All of the data must be printed exactly; please include every line.

--------

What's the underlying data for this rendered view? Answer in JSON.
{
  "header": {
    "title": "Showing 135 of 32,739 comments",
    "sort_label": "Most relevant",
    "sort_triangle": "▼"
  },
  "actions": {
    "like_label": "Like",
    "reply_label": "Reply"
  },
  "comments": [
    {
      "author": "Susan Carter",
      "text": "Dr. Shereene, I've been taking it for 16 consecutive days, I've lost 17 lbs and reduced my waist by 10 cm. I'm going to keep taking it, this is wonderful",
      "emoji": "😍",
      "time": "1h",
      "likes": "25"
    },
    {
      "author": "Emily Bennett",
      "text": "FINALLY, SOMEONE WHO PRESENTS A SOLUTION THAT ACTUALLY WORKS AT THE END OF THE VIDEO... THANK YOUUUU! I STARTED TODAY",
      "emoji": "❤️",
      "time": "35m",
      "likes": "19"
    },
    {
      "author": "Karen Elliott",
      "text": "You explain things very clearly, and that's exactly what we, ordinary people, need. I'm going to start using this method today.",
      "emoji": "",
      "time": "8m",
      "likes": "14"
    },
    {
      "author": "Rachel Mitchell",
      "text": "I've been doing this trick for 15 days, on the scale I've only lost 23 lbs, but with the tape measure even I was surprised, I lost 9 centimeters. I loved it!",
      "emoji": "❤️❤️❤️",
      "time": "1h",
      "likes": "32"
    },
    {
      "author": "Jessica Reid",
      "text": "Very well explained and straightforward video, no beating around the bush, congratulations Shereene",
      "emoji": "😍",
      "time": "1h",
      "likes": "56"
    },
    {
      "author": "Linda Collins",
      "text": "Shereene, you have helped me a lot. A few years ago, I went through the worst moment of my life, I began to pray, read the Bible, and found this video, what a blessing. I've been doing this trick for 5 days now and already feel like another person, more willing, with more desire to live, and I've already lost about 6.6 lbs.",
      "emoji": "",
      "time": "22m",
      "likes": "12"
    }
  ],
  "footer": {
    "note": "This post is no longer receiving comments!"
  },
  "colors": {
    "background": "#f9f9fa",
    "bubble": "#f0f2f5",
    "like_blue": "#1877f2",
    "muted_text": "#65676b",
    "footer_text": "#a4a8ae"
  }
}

--------

Result of the task:
What's the underlying data for this rendered view? Answer in JSON.
{
  "header": {
    "title": "Showing 135 of 32,739 comments",
    "sort_label": "Most relevant",
    "sort_triangle": "▼"
  },
  "actions": {
    "like_label": "Like",
    "reply_label": "Reply"
  },
  "comments": [
    {
      "author": "Susan Carter",
      "text": "Dr. Shereene, I've been taking it for 16 consecutive days, I've lost 17 lbs and reduced my waist by 10 cm. I'm going to keep taking it, this is wonderful",
      "emoji": "😍",
      "time": "1h",
      "likes": "25"
    },
    {
      "author": "Emily Bennett",
      "text": "FINALLY, SOMEONE WHO PRESENTS A SOLUTION THAT ACTUALLY WORKS AT THE END OF THE VIDEO... THANK YOUUUU! I STARTED TODAY",
      "emoji": "❤️",
      "time": "35m",
      "likes": "19"
    },
    {
      "author": "Karen Elliott",
      "text": "You explain things very clearly, and that's exactly what we, ordinary people, need. I'm going to start using this method today.",
      "emoji": "",
      "time": "8m",
      "likes": "14"
    },
    {
      "author": "Rachel Mitchell",
      "text": "I've been doing this trick for 15 days, on the scale I've only lost 23 lbs, but with the tape measure even I was surprised, I lost 9 centimeters. I loved it!",
      "emoji": "❤️❤️❤️",
      "time": "1h",
      "likes": "32"
    },
    {
      "author": "Jessica Reid",
      "text": "Very well explained and straightforward video, no beating around the bush, congratulations Shereene",
      "emoji": "😍",
      "time": "1h",
      "likes": "56"
    },
    {
      "author": "Linda Collins",
      "text": "Shereene, you have helped me a lot. A few years ago, I went through the worst moment of my life, I began to pray, read the Bible, and found this video, what a blessing. I've been doing this trick for 5 days now and already feel like another person, more willing, with more desire to live, and I've already lost about 6.6 lbs.",
      "emoji": "",
      "time": "22m",
      "likes": "12"
    }
  ],
  "footer": {
    "note": "This post is no longer receiving comments!"
  },
  "colors": {
    "background": "#f9f9fa",
    "bubble": "#f0f2f5",
    "like_blue": "#1877f2",
    "muted_text": "#65676b",
    "footer_text": "#a4a8ae"
  }
}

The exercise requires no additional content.